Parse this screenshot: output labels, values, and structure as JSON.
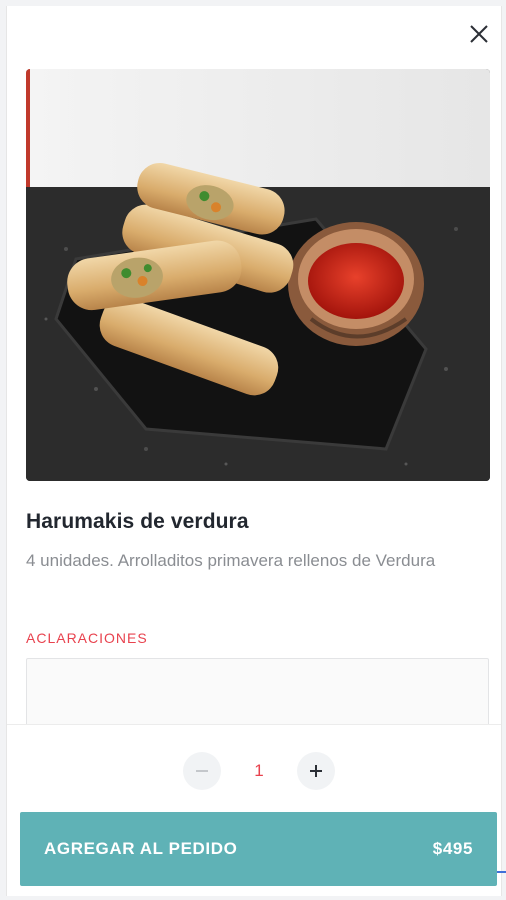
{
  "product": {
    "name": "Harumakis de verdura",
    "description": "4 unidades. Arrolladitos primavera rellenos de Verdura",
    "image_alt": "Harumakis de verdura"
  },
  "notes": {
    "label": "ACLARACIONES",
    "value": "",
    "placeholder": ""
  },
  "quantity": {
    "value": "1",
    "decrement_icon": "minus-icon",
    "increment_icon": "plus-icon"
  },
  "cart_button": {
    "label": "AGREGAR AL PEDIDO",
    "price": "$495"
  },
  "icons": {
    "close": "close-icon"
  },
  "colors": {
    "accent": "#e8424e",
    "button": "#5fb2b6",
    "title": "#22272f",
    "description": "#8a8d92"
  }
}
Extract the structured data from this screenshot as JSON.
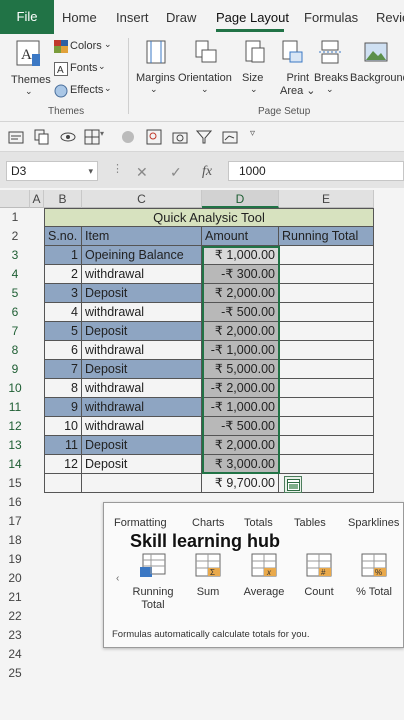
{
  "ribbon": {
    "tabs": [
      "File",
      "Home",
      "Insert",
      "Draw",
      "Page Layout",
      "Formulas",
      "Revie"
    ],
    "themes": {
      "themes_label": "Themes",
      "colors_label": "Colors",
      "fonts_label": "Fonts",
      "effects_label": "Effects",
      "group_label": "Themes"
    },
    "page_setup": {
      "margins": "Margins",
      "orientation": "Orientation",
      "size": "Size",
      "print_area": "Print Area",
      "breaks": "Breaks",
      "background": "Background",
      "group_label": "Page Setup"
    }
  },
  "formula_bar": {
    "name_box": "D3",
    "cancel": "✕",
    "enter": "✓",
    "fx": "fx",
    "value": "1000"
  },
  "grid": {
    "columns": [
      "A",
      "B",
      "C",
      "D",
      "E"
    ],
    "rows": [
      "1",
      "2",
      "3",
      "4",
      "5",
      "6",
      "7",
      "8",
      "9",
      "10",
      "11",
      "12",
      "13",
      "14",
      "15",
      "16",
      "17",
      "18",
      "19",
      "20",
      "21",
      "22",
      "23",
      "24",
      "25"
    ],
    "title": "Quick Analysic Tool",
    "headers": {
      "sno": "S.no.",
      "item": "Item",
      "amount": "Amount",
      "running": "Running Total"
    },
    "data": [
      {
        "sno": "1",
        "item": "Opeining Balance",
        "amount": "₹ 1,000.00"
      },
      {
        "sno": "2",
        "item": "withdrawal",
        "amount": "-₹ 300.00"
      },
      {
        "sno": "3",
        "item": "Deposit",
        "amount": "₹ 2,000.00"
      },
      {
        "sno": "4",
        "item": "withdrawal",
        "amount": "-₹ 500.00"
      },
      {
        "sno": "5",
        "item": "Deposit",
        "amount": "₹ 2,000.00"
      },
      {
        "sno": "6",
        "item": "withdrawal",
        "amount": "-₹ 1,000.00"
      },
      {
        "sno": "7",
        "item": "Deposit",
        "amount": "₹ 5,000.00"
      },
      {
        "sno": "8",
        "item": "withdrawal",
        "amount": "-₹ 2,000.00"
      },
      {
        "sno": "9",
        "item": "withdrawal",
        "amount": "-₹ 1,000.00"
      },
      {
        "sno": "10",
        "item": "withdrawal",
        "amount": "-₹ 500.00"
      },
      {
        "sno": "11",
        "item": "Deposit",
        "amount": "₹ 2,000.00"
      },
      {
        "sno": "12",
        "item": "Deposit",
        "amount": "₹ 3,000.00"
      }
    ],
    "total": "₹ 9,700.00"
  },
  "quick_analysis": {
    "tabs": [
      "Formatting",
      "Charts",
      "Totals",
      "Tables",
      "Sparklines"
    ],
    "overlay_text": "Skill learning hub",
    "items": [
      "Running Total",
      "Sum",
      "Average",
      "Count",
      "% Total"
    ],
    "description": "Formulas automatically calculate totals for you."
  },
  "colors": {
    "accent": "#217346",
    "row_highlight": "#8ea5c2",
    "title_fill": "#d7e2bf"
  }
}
══════════════════════════════
- REQUEST: Quote the records above in full, dropping each picture.

- RESULT FOR THIS TASK:
Parse this screenshot: output labels, values, and structure as JSON.
{
  "product": {
    "name": "Harumakis de verdura",
    "description": "4 unidades. Arrolladitos primavera rellenos de Verdura",
    "image_alt": "Harumakis de verdura"
  },
  "notes": {
    "label": "ACLARACIONES",
    "value": "",
    "placeholder": ""
  },
  "quantity": {
    "value": "1",
    "decrement_icon": "minus-icon",
    "increment_icon": "plus-icon"
  },
  "cart_button": {
    "label": "AGREGAR AL PEDIDO",
    "price": "$495"
  },
  "icons": {
    "close": "close-icon"
  },
  "colors": {
    "accent": "#e8424e",
    "button": "#5fb2b6",
    "title": "#22272f",
    "description": "#8a8d92"
  }
}
Extract the structured data from this screenshot as JSON.
{
  "ribbon": {
    "tabs": [
      "File",
      "Home",
      "Insert",
      "Draw",
      "Page Layout",
      "Formulas",
      "Revie"
    ],
    "themes": {
      "themes_label": "Themes",
      "colors_label": "Colors",
      "fonts_label": "Fonts",
      "effects_label": "Effects",
      "group_label": "Themes"
    },
    "page_setup": {
      "margins": "Margins",
      "orientation": "Orientation",
      "size": "Size",
      "print_area": "Print Area",
      "breaks": "Breaks",
      "background": "Background",
      "group_label": "Page Setup"
    }
  },
  "formula_bar": {
    "name_box": "D3",
    "cancel": "✕",
    "enter": "✓",
    "fx": "fx",
    "value": "1000"
  },
  "grid": {
    "columns": [
      "A",
      "B",
      "C",
      "D",
      "E"
    ],
    "rows": [
      "1",
      "2",
      "3",
      "4",
      "5",
      "6",
      "7",
      "8",
      "9",
      "10",
      "11",
      "12",
      "13",
      "14",
      "15",
      "16",
      "17",
      "18",
      "19",
      "20",
      "21",
      "22",
      "23",
      "24",
      "25"
    ],
    "title": "Quick Analysic Tool",
    "headers": {
      "sno": "S.no.",
      "item": "Item",
      "amount": "Amount",
      "running": "Running Total"
    },
    "data": [
      {
        "sno": "1",
        "item": "Opeining Balance",
        "amount": "₹ 1,000.00"
      },
      {
        "sno": "2",
        "item": "withdrawal",
        "amount": "-₹ 300.00"
      },
      {
        "sno": "3",
        "item": "Deposit",
        "amount": "₹ 2,000.00"
      },
      {
        "sno": "4",
        "item": "withdrawal",
        "amount": "-₹ 500.00"
      },
      {
        "sno": "5",
        "item": "Deposit",
        "amount": "₹ 2,000.00"
      },
      {
        "sno": "6",
        "item": "withdrawal",
        "amount": "-₹ 1,000.00"
      },
      {
        "sno": "7",
        "item": "Deposit",
        "amount": "₹ 5,000.00"
      },
      {
        "sno": "8",
        "item": "withdrawal",
        "amount": "-₹ 2,000.00"
      },
      {
        "sno": "9",
        "item": "withdrawal",
        "amount": "-₹ 1,000.00"
      },
      {
        "sno": "10",
        "item": "withdrawal",
        "amount": "-₹ 500.00"
      },
      {
        "sno": "11",
        "item": "Deposit",
        "amount": "₹ 2,000.00"
      },
      {
        "sno": "12",
        "item": "Deposit",
        "amount": "₹ 3,000.00"
      }
    ],
    "total": "₹ 9,700.00"
  },
  "quick_analysis": {
    "tabs": [
      "Formatting",
      "Charts",
      "Totals",
      "Tables",
      "Sparklines"
    ],
    "overlay_text": "Skill learning hub",
    "items": [
      "Running Total",
      "Sum",
      "Average",
      "Count",
      "% Total"
    ],
    "description": "Formulas automatically calculate totals for you."
  },
  "colors": {
    "accent": "#217346",
    "row_highlight": "#8ea5c2",
    "title_fill": "#d7e2bf"
  }
}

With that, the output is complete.